Look for the string "algoritmo" in every line, and copy each line that has it.

☆ ☆ ☆

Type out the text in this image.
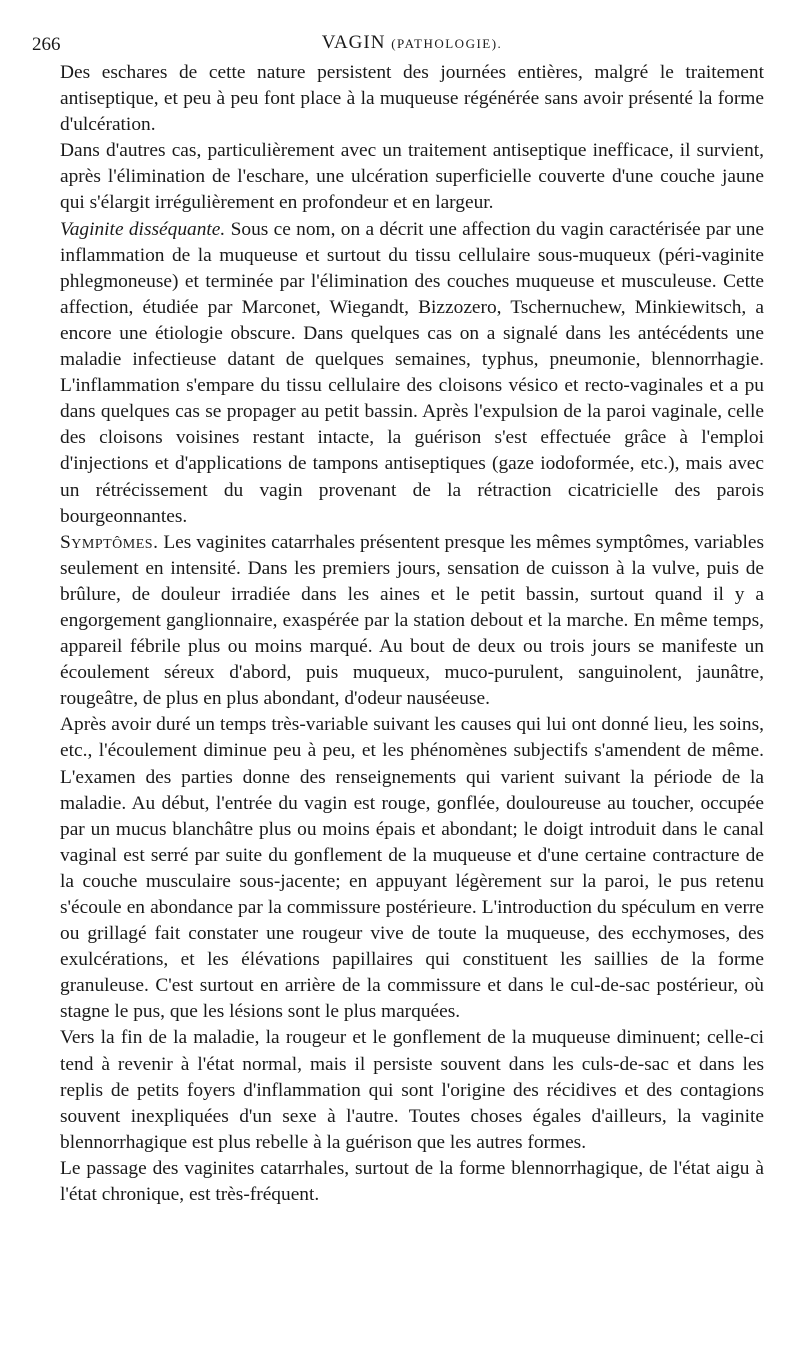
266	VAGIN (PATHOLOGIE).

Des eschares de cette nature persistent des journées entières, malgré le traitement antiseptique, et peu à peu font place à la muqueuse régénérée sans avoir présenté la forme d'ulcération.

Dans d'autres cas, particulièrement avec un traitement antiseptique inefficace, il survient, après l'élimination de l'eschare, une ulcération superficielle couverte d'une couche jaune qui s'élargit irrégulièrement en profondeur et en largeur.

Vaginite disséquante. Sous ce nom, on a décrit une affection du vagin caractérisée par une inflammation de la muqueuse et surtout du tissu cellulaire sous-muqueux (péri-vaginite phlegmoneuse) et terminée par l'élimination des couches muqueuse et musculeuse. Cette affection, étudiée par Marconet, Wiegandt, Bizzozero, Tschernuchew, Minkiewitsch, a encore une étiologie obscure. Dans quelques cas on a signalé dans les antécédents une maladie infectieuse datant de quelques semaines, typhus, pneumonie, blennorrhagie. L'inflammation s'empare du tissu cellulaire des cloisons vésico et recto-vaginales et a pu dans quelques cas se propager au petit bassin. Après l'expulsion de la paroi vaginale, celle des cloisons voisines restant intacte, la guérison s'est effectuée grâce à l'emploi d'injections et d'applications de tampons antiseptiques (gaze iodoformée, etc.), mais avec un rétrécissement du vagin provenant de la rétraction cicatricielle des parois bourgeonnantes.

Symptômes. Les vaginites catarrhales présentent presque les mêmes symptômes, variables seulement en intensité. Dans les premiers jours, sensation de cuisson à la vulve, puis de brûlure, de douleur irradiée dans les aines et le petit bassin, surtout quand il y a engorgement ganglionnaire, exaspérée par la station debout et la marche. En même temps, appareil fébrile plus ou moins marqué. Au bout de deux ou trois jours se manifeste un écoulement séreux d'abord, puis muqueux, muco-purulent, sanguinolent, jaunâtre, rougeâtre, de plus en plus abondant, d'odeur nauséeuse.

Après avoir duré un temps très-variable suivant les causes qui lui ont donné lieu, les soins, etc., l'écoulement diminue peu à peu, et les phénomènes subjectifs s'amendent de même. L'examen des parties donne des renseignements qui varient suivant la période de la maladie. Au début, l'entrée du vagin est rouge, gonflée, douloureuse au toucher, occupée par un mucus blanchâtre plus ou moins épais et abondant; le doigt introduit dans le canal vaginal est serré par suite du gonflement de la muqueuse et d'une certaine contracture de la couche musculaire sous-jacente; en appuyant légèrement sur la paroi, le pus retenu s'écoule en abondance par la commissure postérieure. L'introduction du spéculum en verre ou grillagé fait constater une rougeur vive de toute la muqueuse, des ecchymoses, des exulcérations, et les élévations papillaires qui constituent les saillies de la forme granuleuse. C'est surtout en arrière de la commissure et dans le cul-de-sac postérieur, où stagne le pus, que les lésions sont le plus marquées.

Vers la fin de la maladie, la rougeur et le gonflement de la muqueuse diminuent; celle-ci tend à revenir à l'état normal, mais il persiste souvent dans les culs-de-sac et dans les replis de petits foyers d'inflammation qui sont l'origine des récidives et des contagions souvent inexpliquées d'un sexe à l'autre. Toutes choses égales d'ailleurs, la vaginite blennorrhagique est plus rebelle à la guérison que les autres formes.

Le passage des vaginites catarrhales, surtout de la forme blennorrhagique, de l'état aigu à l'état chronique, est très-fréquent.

☆ ☆ ☆

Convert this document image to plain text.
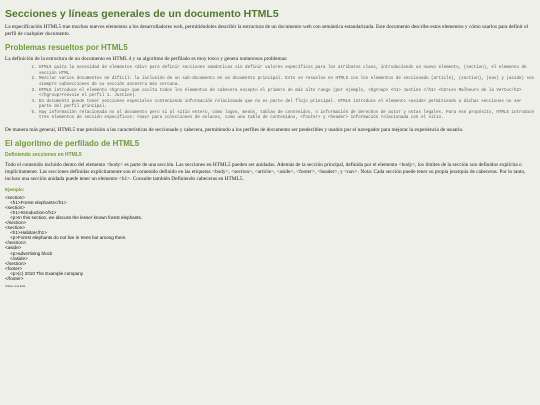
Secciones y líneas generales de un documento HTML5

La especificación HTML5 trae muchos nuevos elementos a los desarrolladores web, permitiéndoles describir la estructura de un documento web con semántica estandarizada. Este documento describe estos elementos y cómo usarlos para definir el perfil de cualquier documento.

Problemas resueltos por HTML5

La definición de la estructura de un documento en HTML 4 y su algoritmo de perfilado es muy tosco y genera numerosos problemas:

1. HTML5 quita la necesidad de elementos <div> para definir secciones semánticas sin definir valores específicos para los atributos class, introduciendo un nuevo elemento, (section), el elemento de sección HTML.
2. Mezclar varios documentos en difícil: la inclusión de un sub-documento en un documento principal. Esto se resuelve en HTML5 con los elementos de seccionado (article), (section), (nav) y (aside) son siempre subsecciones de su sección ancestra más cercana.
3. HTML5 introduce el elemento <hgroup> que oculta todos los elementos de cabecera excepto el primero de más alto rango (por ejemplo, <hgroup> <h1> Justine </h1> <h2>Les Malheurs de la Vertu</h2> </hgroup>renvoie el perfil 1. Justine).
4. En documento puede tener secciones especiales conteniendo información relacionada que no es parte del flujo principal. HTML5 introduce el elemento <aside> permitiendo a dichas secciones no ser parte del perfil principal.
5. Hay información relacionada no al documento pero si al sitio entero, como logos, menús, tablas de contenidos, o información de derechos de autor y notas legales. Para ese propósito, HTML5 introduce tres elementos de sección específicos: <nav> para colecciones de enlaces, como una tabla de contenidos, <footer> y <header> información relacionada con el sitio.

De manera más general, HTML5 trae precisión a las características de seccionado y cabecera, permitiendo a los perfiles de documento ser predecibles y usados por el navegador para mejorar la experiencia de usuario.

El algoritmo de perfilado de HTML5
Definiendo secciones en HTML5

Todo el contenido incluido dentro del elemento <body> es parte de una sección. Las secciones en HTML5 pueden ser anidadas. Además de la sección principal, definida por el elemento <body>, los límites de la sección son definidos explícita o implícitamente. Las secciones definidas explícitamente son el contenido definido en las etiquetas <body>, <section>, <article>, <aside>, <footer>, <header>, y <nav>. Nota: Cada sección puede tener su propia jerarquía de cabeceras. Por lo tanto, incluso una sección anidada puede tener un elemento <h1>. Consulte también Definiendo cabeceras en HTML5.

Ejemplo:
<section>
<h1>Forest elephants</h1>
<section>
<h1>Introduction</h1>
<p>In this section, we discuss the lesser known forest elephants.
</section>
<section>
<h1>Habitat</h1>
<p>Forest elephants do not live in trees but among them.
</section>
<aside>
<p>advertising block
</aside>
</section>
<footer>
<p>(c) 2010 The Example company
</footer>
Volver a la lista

☆ ☆ ☆

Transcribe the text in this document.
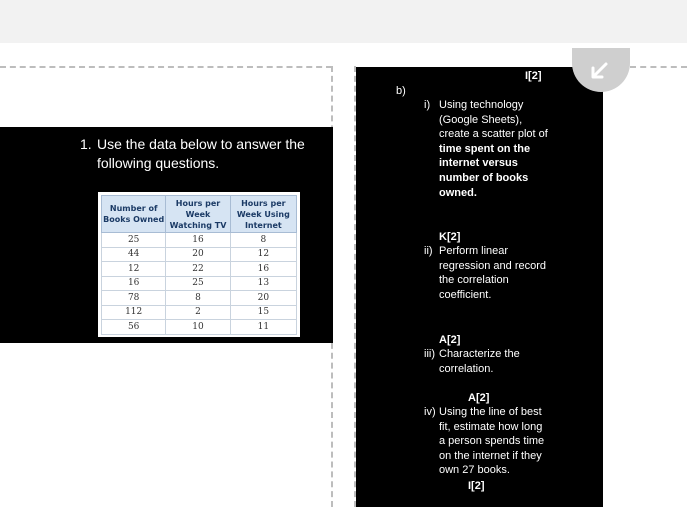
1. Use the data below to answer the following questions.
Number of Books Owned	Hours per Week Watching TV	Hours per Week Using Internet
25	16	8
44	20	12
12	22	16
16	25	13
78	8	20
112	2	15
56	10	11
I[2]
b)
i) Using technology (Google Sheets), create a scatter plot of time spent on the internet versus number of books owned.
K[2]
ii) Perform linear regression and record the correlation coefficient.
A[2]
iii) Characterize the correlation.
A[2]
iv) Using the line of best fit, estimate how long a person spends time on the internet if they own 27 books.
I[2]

☆ ☆ ☆

• **Full solution**:
La definición de la estructura de un documento en HTML 4 y su algoritmo de perfilado es muy tosco y genera numerosos problemas:
El algoritmo de perfilado de HTML5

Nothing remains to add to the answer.